▶ _RECORD EXCERPTS_
━━━━━━

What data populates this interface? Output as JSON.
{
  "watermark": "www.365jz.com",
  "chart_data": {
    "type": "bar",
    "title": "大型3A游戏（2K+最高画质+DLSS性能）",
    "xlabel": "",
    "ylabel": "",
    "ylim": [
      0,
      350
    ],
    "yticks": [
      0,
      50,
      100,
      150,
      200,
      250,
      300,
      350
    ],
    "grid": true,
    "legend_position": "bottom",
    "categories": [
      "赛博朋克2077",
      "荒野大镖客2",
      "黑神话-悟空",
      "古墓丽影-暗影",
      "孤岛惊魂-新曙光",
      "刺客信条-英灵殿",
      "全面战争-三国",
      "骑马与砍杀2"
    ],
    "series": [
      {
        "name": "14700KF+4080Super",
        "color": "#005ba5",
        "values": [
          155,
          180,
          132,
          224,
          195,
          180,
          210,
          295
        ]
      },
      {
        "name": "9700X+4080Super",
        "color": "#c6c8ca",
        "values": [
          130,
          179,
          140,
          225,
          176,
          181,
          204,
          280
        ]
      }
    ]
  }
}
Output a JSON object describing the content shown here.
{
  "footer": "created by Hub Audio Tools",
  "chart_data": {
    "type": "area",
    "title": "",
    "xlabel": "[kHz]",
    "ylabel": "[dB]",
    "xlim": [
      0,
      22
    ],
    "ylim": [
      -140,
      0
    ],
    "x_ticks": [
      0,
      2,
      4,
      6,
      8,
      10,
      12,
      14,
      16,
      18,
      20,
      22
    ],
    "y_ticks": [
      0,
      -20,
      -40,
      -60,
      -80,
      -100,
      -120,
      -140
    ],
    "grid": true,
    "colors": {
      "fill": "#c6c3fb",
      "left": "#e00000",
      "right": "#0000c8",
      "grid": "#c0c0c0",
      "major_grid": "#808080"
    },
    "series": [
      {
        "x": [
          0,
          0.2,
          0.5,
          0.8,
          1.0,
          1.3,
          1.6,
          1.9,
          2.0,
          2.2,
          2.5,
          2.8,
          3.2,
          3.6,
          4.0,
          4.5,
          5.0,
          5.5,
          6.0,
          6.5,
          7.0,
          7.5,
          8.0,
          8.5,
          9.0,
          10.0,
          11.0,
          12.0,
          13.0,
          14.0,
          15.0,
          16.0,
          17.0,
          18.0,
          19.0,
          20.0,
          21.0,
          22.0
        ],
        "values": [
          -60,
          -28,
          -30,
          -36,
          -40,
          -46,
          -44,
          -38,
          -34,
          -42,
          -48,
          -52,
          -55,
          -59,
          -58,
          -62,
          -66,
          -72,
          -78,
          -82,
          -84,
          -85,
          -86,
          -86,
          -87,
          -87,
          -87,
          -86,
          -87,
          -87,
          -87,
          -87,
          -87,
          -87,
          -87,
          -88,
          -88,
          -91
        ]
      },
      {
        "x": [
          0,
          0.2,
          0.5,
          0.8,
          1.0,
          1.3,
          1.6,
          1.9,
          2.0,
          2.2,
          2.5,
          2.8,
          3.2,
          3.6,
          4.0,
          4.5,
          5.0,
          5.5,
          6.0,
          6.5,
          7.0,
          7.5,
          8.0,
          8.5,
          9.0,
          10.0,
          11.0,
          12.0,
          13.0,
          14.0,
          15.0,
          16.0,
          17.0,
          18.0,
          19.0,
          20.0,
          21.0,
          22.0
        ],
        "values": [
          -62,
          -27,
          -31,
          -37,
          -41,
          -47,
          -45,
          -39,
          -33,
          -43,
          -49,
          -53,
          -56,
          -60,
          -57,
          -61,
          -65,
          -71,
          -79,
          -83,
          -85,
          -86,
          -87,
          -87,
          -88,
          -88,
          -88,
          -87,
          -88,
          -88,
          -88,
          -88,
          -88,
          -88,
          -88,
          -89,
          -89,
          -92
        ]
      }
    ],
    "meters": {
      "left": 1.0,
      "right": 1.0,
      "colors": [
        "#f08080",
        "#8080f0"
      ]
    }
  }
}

━━━━━━

▶ _WRITTEN TASK_
Reproduce the full listing above, character for character.

▶ _RESPONSE TO THE EXERCISE_
What data populates this interface? Output as JSON.
{
  "watermark": "www.365jz.com",
  "chart_data": {
    "type": "bar",
    "title": "大型3A游戏（2K+最高画质+DLSS性能）",
    "xlabel": "",
    "ylabel": "",
    "ylim": [
      0,
      350
    ],
    "yticks": [
      0,
      50,
      100,
      150,
      200,
      250,
      300,
      350
    ],
    "grid": true,
    "legend_position": "bottom",
    "categories": [
      "赛博朋克2077",
      "荒野大镖客2",
      "黑神话-悟空",
      "古墓丽影-暗影",
      "孤岛惊魂-新曙光",
      "刺客信条-英灵殿",
      "全面战争-三国",
      "骑马与砍杀2"
    ],
    "series": [
      {
        "name": "14700KF+4080Super",
        "color": "#005ba5",
        "values": [
          155,
          180,
          132,
          224,
          195,
          180,
          210,
          295
        ]
      },
      {
        "name": "9700X+4080Super",
        "color": "#c6c8ca",
        "values": [
          130,
          179,
          140,
          225,
          176,
          181,
          204,
          280
        ]
      }
    ]
  }
}
Output a JSON object describing the content shown here.
{
  "footer": "created by Hub Audio Tools",
  "chart_data": {
    "type": "area",
    "title": "",
    "xlabel": "[kHz]",
    "ylabel": "[dB]",
    "xlim": [
      0,
      22
    ],
    "ylim": [
      -140,
      0
    ],
    "x_ticks": [
      0,
      2,
      4,
      6,
      8,
      10,
      12,
      14,
      16,
      18,
      20,
      22
    ],
    "y_ticks": [
      0,
      -20,
      -40,
      -60,
      -80,
      -100,
      -120,
      -140
    ],
    "grid": true,
    "colors": {
      "fill": "#c6c3fb",
      "left": "#e00000",
      "right": "#0000c8",
      "grid": "#c0c0c0",
      "major_grid": "#808080"
    },
    "series": [
      {
        "x": [
          0,
          0.2,
          0.5,
          0.8,
          1.0,
          1.3,
          1.6,
          1.9,
          2.0,
          2.2,
          2.5,
          2.8,
          3.2,
          3.6,
          4.0,
          4.5,
          5.0,
          5.5,
          6.0,
          6.5,
          7.0,
          7.5,
          8.0,
          8.5,
          9.0,
          10.0,
          11.0,
          12.0,
          13.0,
          14.0,
          15.0,
          16.0,
          17.0,
          18.0,
          19.0,
          20.0,
          21.0,
          22.0
        ],
        "values": [
          -60,
          -28,
          -30,
          -36,
          -40,
          -46,
          -44,
          -38,
          -34,
          -42,
          -48,
          -52,
          -55,
          -59,
          -58,
          -62,
          -66,
          -72,
          -78,
          -82,
          -84,
          -85,
          -86,
          -86,
          -87,
          -87,
          -87,
          -86,
          -87,
          -87,
          -87,
          -87,
          -87,
          -87,
          -87,
          -88,
          -88,
          -91
        ]
      },
      {
        "x": [
          0,
          0.2,
          0.5,
          0.8,
          1.0,
          1.3,
          1.6,
          1.9,
          2.0,
          2.2,
          2.5,
          2.8,
          3.2,
          3.6,
          4.0,
          4.5,
          5.0,
          5.5,
          6.0,
          6.5,
          7.0,
          7.5,
          8.0,
          8.5,
          9.0,
          10.0,
          11.0,
          12.0,
          13.0,
          14.0,
          15.0,
          16.0,
          17.0,
          18.0,
          19.0,
          20.0,
          21.0,
          22.0
        ],
        "values": [
          -62,
          -27,
          -31,
          -37,
          -41,
          -47,
          -45,
          -39,
          -33,
          -43,
          -49,
          -53,
          -56,
          -60,
          -57,
          -61,
          -65,
          -71,
          -79,
          -83,
          -85,
          -86,
          -87,
          -87,
          -88,
          -88,
          -88,
          -87,
          -88,
          -88,
          -88,
          -88,
          -88,
          -88,
          -88,
          -89,
          -89,
          -92
        ]
      }
    ],
    "meters": {
      "left": 1.0,
      "right": 1.0,
      "colors": [
        "#f08080",
        "#8080f0"
      ]
    }
  }
}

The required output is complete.